* [Task directions]: Below is a block of records; reproduce all of them exactly and leave out any pictures.

* [Provided records]:
____________

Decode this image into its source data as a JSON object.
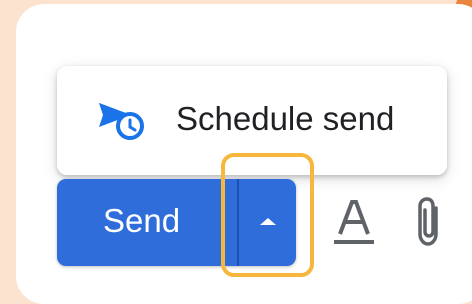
{
  "colors": {
    "background": "#fbe3cf",
    "accent_dot": "#e8863e",
    "send_blue": "#2f6ddb",
    "highlight_outline": "#f6b73c",
    "icon_blue": "#1a73e8",
    "icon_gray": "#5f6368"
  },
  "menu": {
    "schedule_send_label": "Schedule send",
    "schedule_send_icon": "schedule-send-icon"
  },
  "toolbar": {
    "send_label": "Send",
    "send_options_icon": "caret-up-icon",
    "format_icon": "text-format-icon",
    "attach_icon": "paperclip-icon"
  }
}
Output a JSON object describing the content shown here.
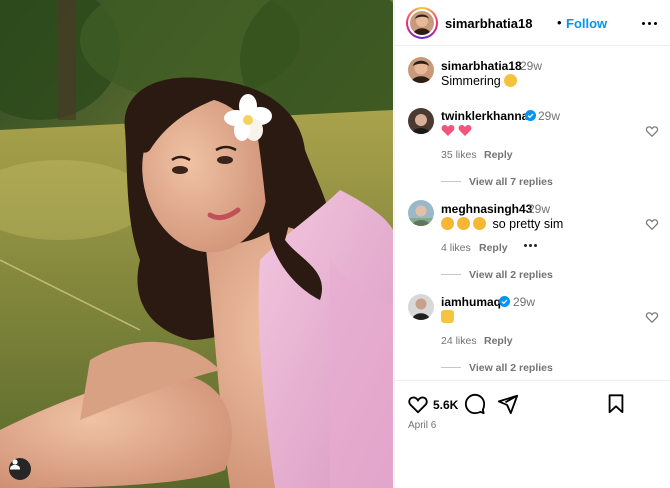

____________

* [Result]:
Decode this image into its source data as a JSON object.
{
  "colors": {
    "background": "#fbe3cf",
    "accent_dot": "#e8863e",
    "send_blue": "#2f6ddb",
    "highlight_outline": "#f6b73c",
    "icon_blue": "#1a73e8",
    "icon_gray": "#5f6368"
  },
  "menu": {
    "schedule_send_label": "Schedule send",
    "schedule_send_icon": "schedule-send-icon"
  },
  "toolbar": {
    "send_label": "Send",
    "send_options_icon": "caret-up-icon",
    "format_icon": "text-format-icon",
    "attach_icon": "paperclip-icon"
  }
}
Output a JSON object describing the content shown here.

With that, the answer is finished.